■ WHAT THE TASK REQUIRES
For every line in the data below that contains "ſunt", copy the line.

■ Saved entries

================

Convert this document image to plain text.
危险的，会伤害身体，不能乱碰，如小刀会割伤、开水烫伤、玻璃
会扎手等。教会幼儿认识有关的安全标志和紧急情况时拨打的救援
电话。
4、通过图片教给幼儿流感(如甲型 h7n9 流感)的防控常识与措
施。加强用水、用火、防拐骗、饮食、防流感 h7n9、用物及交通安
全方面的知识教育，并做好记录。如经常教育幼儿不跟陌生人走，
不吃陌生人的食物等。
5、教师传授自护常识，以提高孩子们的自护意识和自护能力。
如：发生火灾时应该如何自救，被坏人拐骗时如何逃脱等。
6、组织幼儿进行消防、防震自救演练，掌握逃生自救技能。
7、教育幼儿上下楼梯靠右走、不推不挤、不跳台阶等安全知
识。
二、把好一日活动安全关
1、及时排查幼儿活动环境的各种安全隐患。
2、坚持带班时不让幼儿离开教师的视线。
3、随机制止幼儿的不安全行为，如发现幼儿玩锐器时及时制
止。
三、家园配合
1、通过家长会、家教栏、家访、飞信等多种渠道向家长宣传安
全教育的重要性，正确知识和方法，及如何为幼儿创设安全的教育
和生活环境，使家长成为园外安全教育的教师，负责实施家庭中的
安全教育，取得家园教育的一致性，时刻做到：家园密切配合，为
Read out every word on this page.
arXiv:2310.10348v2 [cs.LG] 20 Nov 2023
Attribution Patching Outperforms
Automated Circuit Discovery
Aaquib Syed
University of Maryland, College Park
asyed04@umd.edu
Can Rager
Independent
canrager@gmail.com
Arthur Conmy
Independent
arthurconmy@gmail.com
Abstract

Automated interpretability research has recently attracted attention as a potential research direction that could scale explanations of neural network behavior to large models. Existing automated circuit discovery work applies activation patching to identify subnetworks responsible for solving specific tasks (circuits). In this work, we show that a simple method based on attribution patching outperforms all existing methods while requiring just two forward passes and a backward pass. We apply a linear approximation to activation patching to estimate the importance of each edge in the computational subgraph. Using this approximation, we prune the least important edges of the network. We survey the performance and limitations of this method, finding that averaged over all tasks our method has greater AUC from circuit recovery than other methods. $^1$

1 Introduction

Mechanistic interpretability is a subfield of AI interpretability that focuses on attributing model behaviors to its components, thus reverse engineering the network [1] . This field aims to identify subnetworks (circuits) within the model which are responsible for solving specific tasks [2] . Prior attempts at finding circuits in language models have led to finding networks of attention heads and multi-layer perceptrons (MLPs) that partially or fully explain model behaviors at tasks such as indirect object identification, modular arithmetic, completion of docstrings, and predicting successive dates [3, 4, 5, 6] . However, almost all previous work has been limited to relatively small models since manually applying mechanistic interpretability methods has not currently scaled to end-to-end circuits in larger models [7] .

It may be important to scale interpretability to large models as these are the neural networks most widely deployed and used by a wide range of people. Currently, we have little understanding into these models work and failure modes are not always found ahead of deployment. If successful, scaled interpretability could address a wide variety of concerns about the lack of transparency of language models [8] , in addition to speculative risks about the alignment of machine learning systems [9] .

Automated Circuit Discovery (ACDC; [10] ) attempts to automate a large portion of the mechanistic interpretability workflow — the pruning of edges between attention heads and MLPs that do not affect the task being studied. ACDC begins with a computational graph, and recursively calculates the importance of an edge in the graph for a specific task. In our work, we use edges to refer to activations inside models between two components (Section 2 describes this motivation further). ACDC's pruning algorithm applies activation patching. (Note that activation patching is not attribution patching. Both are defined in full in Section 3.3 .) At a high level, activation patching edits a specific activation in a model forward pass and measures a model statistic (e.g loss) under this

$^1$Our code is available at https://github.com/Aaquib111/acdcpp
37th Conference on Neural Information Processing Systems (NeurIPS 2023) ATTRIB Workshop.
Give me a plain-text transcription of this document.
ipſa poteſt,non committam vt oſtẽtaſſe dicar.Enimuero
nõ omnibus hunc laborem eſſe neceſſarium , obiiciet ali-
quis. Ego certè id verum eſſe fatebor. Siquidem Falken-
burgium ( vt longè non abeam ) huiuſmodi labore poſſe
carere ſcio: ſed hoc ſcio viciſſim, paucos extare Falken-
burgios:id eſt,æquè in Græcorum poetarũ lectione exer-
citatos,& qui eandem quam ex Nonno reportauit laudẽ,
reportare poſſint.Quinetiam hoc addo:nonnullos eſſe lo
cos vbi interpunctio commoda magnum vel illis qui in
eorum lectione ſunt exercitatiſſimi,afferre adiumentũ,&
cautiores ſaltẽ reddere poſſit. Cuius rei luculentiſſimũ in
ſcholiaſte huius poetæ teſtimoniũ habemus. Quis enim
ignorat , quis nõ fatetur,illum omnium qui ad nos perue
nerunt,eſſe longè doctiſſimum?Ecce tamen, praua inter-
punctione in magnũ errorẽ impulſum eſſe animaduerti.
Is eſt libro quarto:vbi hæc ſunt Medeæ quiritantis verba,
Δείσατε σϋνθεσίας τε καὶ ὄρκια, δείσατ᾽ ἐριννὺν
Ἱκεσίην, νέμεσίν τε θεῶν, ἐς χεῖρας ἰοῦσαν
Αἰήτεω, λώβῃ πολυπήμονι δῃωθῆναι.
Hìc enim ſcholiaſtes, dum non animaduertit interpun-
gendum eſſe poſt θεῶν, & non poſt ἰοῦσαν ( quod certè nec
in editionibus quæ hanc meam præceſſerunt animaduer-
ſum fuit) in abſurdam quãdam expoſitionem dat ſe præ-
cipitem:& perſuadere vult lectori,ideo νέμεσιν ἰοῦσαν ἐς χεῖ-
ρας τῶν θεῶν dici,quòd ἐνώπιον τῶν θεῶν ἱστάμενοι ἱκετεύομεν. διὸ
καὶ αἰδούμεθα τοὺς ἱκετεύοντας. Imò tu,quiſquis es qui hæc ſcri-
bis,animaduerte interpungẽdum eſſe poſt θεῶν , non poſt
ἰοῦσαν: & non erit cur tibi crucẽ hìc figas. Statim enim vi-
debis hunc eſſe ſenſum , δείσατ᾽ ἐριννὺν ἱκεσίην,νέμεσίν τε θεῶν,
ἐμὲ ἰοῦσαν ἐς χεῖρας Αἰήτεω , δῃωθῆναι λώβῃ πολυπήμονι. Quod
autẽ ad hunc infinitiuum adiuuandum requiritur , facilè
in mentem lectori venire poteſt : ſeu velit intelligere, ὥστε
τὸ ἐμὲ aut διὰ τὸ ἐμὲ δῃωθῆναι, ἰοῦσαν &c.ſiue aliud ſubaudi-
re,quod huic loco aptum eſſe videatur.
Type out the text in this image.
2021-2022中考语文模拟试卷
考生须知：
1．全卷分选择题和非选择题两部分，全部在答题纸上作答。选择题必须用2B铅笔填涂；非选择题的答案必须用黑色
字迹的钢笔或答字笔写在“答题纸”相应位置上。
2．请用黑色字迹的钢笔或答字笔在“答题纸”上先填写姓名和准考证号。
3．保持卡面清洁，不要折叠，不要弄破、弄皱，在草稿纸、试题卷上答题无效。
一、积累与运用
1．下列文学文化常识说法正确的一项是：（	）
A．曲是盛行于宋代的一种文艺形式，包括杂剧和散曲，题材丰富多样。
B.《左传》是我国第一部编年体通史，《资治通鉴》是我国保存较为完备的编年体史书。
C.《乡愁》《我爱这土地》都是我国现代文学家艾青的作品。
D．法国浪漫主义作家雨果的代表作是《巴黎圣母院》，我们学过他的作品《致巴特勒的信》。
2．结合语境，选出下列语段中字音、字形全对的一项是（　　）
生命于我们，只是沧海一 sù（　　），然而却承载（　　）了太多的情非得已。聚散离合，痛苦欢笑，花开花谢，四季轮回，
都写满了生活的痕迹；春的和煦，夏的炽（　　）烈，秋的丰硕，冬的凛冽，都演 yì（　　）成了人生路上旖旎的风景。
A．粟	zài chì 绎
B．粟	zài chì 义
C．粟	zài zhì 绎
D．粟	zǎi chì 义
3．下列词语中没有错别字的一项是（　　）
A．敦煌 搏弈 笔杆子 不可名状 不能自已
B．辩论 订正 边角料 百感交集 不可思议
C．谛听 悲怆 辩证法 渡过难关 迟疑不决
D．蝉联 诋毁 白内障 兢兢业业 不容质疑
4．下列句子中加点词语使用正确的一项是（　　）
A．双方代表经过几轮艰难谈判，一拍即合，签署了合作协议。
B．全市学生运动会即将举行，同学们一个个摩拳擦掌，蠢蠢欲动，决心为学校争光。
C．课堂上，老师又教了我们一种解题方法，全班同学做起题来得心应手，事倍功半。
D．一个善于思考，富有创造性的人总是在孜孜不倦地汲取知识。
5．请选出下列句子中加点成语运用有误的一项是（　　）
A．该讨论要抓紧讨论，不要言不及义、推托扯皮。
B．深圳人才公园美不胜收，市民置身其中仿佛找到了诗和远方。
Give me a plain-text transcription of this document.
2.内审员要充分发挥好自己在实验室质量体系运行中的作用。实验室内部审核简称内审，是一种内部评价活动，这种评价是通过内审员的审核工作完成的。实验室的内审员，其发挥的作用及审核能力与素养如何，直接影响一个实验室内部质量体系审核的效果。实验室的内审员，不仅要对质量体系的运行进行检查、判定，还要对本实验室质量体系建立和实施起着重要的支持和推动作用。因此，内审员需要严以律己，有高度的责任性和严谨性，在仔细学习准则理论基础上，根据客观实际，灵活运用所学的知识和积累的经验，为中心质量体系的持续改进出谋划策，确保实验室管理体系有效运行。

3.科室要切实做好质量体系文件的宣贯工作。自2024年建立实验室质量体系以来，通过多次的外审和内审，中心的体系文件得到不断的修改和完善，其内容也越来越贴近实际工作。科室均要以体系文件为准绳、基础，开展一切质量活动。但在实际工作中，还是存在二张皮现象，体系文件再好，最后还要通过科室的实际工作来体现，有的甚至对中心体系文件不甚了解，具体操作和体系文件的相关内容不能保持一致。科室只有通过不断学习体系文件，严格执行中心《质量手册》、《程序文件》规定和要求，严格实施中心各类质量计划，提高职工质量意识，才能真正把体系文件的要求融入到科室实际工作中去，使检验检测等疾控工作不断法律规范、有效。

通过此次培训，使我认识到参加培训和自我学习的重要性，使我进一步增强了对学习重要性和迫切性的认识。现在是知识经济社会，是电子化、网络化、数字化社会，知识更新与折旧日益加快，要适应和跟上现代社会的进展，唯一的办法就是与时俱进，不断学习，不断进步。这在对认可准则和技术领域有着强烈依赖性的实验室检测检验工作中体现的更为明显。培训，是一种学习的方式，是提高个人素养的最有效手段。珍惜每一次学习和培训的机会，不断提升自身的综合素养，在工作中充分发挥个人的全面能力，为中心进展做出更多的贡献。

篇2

================

■ ANSWER IN FULL
eorum lectione ſunt exercitatiſſimi,afferre adiumentũ,&
Is eſt libro quarto:vbi hæc ſunt Medeæ quiritantis verba,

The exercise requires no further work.